_STORED DATA_.
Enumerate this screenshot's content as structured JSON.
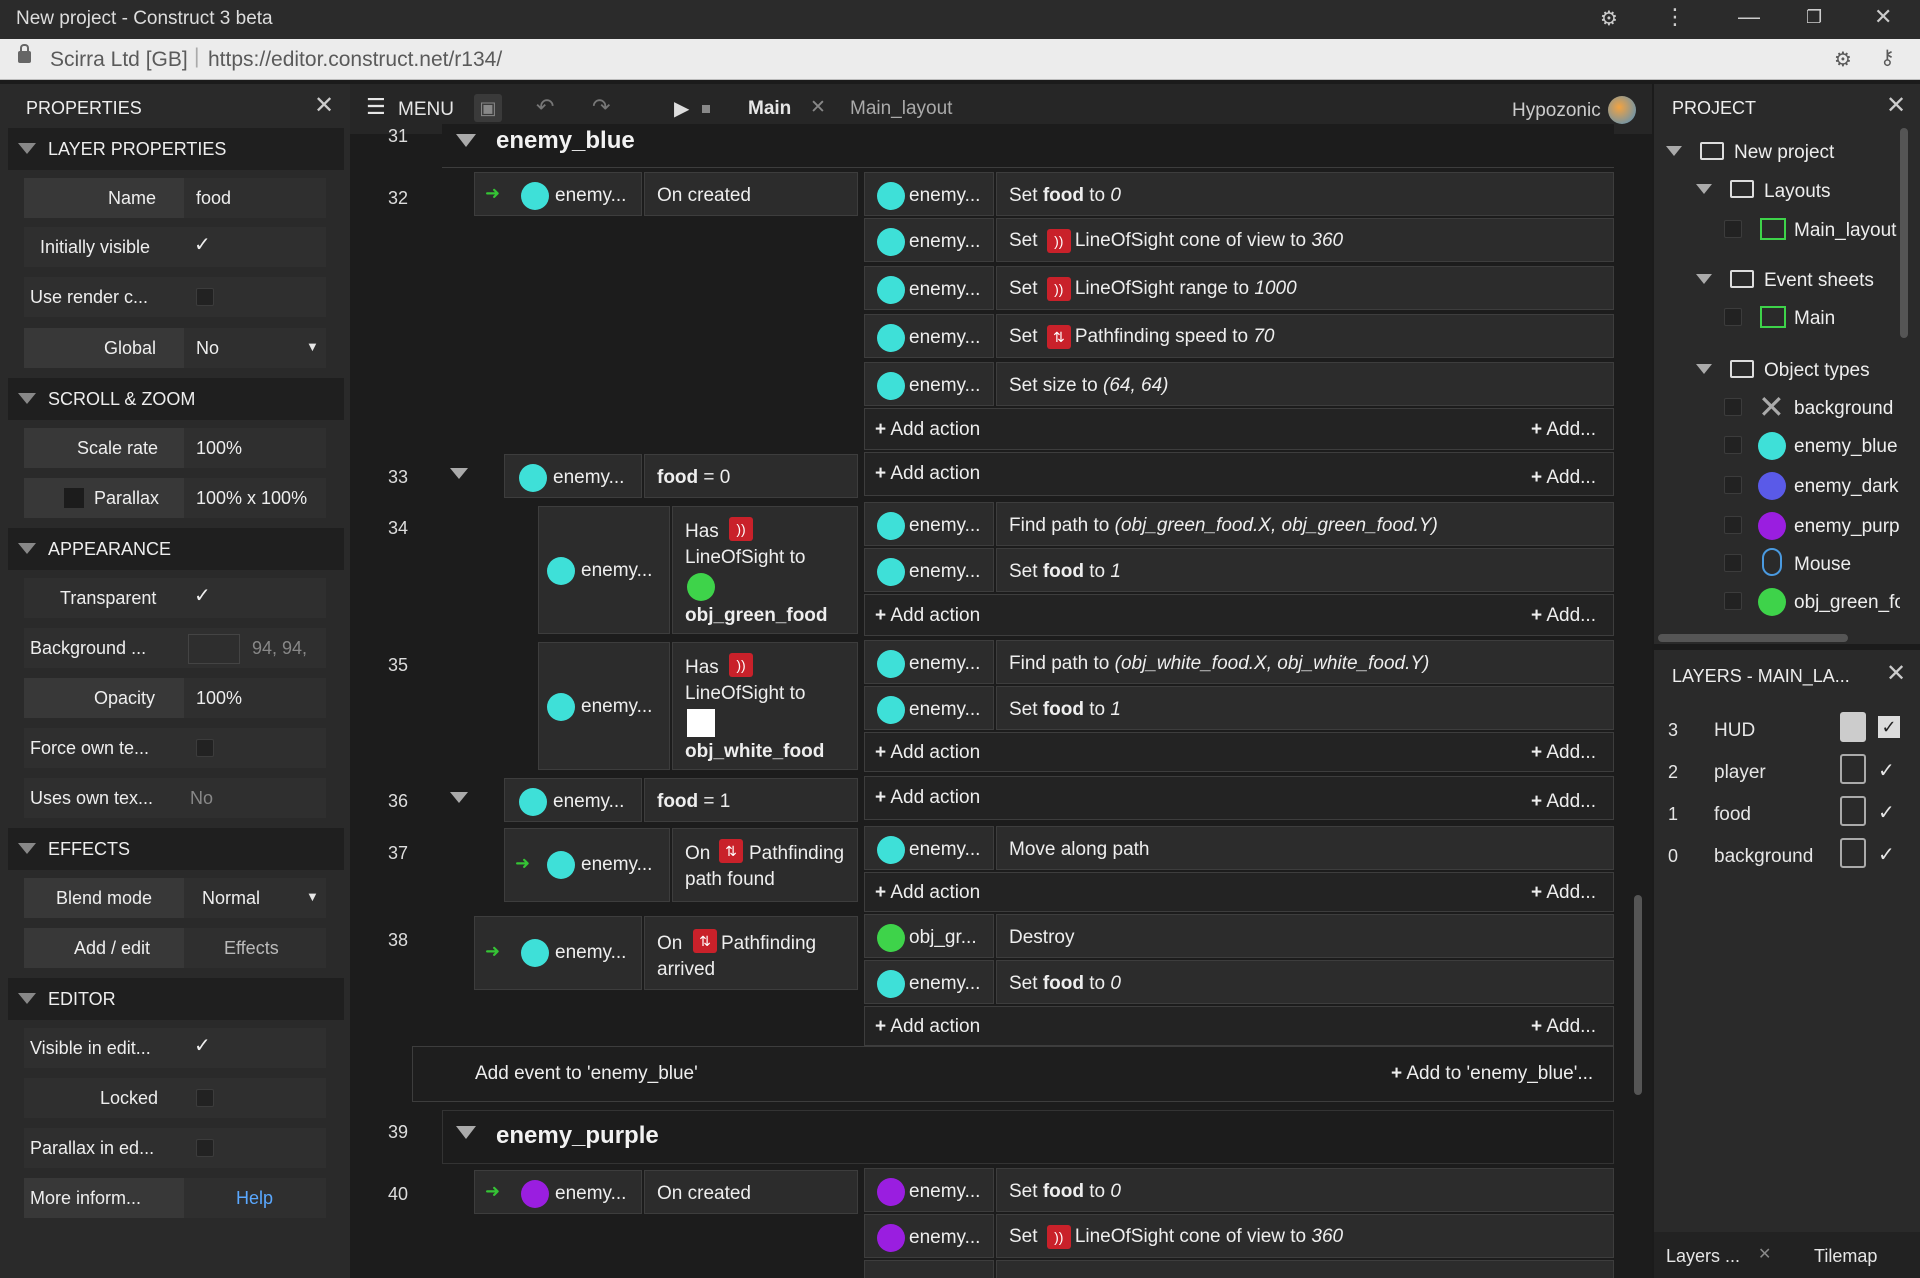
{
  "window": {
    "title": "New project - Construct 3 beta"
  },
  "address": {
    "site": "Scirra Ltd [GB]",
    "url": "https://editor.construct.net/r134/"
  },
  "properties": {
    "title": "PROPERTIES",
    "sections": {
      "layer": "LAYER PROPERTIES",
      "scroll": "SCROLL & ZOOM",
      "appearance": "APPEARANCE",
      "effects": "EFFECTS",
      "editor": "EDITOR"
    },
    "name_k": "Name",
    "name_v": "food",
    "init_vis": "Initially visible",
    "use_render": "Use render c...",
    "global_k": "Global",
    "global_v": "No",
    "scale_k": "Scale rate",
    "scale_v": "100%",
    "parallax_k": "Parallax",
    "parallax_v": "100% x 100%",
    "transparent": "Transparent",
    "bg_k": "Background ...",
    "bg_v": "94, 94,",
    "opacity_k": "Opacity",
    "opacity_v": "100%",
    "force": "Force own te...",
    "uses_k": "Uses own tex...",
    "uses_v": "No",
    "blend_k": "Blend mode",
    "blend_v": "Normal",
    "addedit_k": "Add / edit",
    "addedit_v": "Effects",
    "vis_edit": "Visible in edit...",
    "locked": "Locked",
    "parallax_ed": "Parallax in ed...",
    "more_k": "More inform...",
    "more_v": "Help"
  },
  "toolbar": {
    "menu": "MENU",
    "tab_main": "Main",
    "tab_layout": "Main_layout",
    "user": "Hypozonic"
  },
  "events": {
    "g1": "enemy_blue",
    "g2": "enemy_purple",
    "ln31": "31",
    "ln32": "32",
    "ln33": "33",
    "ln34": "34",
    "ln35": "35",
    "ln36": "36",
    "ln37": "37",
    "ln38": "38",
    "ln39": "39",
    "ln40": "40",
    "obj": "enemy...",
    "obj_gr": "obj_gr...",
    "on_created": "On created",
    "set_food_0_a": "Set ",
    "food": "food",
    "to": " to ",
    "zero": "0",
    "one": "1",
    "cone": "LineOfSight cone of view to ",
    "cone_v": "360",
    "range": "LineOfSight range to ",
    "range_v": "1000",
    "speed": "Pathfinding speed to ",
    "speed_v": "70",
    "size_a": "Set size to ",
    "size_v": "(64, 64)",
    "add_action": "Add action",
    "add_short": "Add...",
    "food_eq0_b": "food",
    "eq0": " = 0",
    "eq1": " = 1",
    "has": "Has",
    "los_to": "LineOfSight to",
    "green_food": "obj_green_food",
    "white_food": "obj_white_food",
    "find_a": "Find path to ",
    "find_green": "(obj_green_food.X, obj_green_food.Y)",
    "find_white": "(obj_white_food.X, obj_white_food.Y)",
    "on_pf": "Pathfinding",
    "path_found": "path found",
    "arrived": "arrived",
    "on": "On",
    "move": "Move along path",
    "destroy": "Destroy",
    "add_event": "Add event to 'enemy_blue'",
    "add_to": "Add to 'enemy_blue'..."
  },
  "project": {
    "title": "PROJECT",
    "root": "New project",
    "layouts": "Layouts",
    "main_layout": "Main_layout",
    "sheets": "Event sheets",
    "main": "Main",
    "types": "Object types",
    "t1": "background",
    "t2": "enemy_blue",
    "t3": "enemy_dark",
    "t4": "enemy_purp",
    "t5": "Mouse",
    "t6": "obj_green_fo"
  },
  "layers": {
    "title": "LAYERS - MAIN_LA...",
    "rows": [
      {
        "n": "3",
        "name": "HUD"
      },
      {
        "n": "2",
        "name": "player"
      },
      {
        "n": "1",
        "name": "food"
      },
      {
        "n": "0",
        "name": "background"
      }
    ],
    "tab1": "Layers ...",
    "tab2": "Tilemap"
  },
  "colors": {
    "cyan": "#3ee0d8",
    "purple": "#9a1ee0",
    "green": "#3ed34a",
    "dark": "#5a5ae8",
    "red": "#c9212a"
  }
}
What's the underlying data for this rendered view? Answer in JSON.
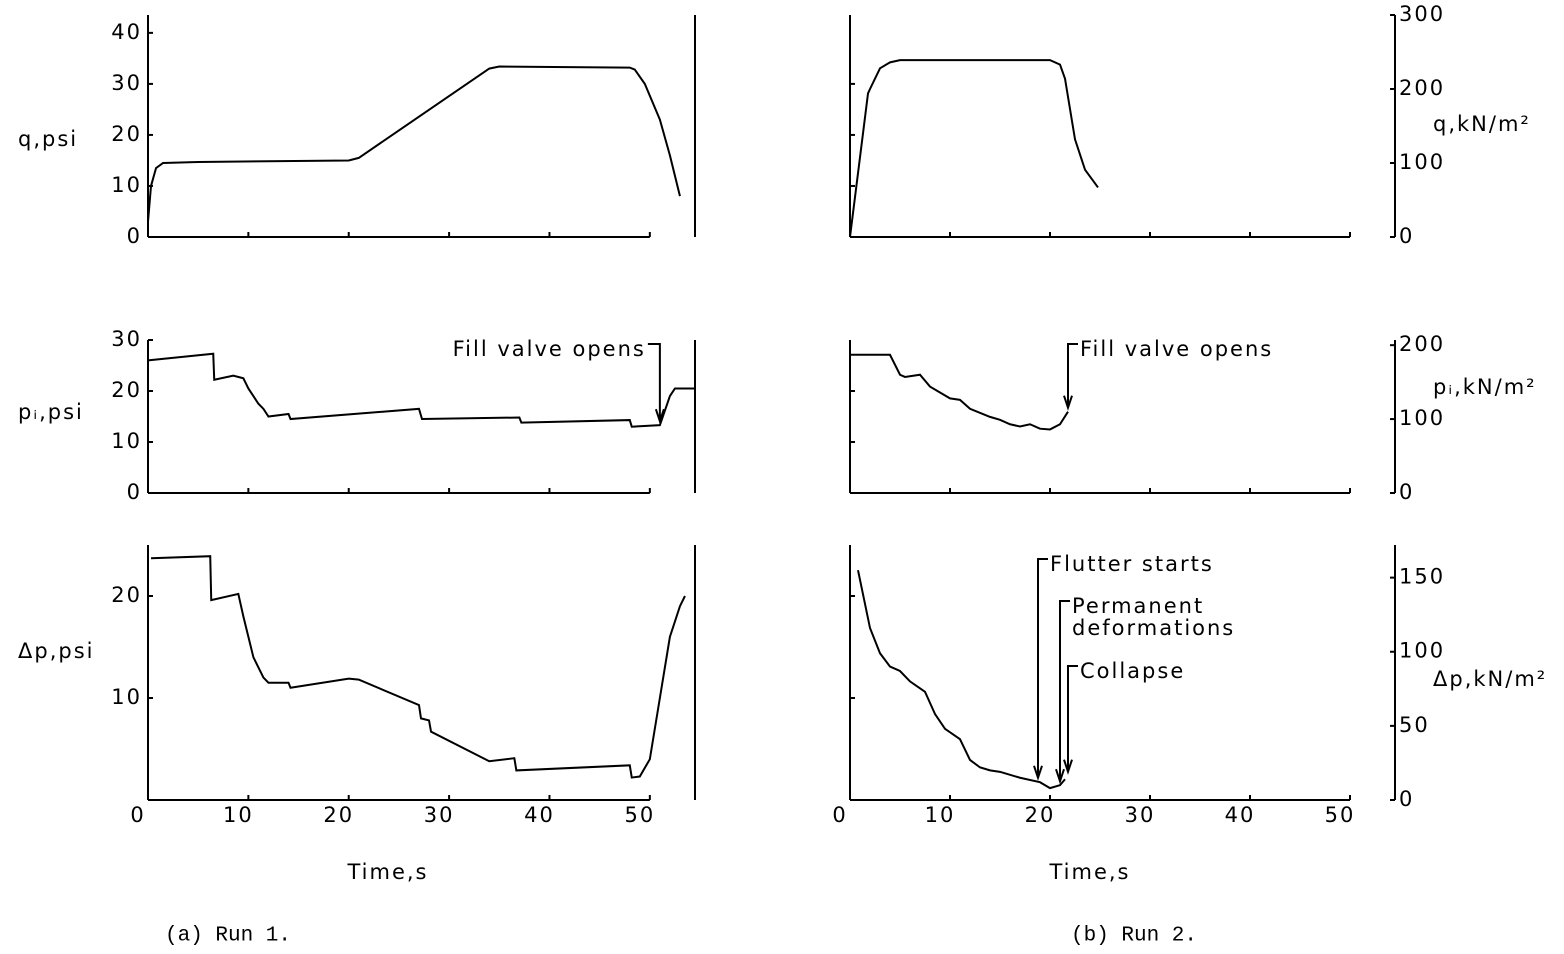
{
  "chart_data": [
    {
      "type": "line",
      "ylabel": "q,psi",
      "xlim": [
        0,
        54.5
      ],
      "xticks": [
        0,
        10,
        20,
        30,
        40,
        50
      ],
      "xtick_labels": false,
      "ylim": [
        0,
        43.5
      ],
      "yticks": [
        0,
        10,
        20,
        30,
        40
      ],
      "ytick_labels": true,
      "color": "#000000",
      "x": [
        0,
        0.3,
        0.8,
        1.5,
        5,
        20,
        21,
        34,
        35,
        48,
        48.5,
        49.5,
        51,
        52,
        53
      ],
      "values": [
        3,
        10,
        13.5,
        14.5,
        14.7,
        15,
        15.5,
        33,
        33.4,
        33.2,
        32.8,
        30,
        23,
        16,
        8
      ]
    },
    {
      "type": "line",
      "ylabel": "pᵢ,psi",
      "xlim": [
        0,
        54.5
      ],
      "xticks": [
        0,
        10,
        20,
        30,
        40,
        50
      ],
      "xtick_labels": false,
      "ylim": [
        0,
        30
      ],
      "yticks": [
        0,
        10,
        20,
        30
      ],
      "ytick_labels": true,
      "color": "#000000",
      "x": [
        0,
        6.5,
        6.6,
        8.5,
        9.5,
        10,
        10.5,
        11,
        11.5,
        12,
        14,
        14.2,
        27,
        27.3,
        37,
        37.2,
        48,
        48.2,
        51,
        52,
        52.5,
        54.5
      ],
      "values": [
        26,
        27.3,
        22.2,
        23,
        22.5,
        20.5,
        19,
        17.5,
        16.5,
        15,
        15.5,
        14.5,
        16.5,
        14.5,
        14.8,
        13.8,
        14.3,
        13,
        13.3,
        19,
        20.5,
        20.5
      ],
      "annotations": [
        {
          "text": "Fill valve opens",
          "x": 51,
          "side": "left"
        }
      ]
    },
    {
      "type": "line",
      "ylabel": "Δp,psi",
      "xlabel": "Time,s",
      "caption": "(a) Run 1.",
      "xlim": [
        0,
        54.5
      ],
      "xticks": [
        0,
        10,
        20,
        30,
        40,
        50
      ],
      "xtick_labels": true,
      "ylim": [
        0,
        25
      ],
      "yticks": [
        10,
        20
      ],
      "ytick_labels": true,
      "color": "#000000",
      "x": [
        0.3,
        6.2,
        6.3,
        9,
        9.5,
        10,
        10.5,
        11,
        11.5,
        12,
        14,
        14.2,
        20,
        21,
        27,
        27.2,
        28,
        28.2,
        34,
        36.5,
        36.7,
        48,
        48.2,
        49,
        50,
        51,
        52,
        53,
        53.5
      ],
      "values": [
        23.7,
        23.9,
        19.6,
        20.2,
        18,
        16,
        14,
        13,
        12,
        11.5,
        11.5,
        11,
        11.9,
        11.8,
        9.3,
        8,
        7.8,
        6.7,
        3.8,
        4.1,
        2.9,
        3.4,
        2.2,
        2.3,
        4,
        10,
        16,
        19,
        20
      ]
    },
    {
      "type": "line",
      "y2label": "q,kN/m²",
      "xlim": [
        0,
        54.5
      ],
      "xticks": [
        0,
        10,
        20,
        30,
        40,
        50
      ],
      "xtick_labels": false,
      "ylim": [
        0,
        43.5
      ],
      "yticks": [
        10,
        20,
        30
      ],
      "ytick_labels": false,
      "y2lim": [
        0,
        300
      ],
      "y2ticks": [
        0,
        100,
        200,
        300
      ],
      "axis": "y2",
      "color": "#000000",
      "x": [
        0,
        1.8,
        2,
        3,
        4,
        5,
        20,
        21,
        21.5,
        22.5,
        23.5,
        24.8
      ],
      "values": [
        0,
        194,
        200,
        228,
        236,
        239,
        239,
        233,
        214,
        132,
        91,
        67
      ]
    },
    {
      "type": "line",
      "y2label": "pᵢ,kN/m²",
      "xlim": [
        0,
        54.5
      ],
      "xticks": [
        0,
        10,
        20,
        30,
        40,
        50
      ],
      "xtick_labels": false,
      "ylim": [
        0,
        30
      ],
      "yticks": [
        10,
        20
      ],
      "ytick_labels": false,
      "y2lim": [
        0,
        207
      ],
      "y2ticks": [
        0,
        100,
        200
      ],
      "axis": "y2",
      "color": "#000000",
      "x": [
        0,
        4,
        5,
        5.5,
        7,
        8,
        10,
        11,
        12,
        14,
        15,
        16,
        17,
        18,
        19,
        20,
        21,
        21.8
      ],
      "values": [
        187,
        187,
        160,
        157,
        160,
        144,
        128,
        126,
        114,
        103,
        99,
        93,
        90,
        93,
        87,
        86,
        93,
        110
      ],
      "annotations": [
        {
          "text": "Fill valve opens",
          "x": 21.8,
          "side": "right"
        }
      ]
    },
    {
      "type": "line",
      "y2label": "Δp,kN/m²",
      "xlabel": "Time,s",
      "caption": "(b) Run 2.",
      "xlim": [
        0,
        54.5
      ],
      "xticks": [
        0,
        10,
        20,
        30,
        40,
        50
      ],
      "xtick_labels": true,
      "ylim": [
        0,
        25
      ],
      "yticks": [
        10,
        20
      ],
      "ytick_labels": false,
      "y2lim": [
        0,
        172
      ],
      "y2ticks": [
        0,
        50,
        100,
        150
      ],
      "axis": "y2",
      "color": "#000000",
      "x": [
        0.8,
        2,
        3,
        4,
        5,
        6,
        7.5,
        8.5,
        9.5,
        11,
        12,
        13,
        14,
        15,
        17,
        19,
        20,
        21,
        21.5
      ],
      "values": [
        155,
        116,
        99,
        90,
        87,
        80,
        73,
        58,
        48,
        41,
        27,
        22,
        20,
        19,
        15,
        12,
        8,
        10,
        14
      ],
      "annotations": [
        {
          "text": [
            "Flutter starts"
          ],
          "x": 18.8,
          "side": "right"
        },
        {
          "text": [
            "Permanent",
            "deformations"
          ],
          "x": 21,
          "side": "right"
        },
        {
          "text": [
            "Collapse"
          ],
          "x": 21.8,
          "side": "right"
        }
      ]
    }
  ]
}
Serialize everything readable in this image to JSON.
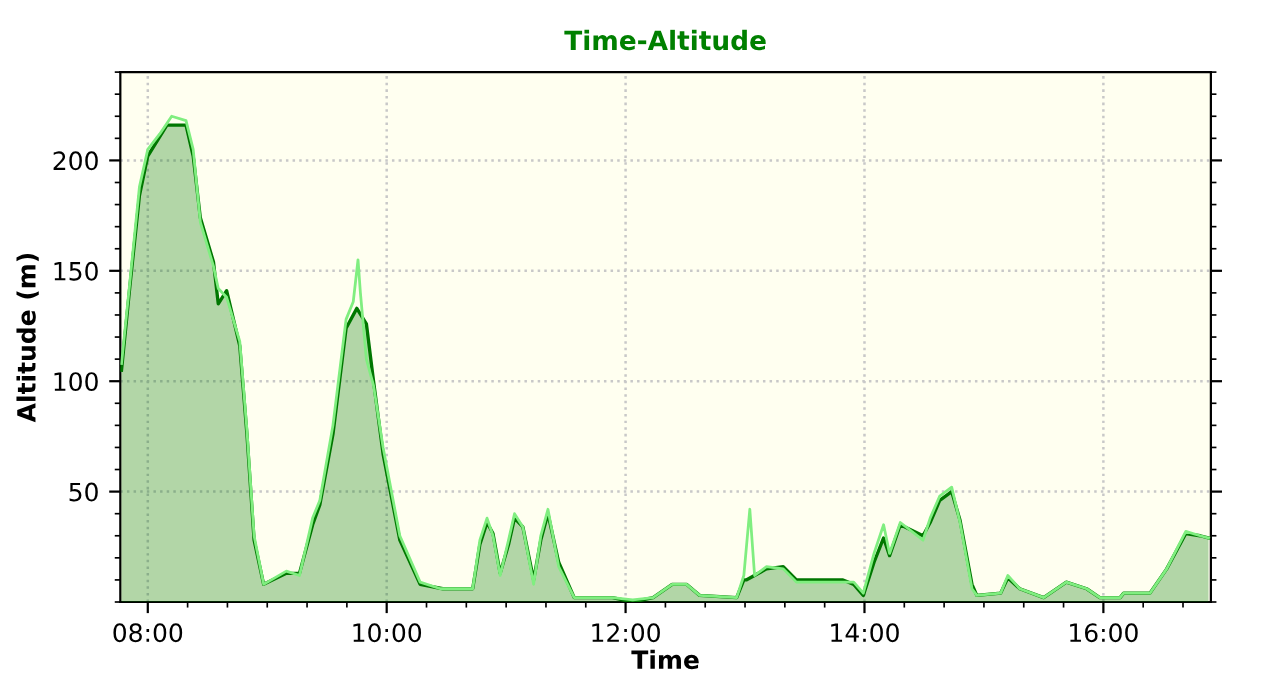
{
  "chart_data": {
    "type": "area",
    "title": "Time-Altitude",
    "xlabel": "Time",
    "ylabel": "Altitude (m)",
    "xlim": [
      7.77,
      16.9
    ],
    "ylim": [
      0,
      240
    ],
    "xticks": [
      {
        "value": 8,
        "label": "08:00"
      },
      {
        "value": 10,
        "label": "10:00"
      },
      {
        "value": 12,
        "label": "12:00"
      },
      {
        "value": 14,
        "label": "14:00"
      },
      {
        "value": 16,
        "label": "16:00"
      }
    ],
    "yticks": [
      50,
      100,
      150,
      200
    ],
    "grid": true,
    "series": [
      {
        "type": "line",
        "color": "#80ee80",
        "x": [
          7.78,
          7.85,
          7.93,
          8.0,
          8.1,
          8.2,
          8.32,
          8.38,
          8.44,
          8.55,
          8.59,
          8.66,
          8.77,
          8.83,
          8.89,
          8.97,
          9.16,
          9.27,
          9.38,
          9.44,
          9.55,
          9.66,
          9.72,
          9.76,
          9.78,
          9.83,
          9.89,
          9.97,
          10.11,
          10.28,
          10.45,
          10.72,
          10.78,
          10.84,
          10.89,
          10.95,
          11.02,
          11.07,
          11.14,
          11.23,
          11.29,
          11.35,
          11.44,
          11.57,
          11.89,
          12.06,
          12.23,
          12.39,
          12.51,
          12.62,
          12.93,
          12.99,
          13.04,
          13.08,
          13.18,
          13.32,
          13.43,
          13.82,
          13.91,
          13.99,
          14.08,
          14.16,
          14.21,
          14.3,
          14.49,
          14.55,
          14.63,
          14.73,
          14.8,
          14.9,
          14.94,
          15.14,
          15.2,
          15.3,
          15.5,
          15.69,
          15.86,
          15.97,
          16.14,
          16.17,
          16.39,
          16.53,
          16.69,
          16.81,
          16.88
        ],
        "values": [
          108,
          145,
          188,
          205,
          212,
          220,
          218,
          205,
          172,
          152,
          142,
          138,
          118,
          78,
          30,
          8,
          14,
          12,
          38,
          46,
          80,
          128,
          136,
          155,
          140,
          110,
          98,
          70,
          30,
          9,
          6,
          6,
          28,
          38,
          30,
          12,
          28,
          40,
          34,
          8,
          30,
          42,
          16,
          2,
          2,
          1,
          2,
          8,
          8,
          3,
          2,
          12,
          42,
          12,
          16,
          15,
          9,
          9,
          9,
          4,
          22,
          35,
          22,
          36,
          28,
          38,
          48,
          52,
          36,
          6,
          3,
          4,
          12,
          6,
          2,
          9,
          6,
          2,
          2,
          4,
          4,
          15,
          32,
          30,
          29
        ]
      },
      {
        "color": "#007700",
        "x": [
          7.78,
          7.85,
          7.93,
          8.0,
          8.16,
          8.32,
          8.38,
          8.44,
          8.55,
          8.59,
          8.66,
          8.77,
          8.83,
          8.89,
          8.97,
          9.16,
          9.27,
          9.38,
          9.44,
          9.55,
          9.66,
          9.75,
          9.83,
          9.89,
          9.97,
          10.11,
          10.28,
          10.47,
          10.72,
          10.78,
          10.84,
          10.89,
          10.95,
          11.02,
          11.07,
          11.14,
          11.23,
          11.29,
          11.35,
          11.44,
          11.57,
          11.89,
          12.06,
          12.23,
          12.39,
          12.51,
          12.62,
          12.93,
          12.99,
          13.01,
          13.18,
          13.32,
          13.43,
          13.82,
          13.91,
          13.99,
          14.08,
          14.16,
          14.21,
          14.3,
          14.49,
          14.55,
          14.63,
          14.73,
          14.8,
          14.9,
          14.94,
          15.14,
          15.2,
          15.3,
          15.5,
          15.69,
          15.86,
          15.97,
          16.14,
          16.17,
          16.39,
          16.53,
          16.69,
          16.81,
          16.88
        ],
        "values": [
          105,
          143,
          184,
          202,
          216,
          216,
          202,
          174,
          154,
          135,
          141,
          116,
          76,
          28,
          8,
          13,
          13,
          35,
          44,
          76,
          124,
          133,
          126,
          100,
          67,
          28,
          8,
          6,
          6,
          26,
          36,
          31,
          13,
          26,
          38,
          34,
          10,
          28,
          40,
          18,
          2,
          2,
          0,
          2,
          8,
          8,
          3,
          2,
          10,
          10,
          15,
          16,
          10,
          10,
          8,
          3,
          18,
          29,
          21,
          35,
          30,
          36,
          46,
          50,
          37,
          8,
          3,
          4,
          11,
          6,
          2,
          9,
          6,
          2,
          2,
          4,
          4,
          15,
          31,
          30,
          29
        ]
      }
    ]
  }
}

_SHORT EXERCISE_.
In the entries above, find each line with the word "editor" and copy it.

_EXPECTED ANSWER_.
    "url": "https://editor.construct.net/r134/"
      "editor": "EDITOR"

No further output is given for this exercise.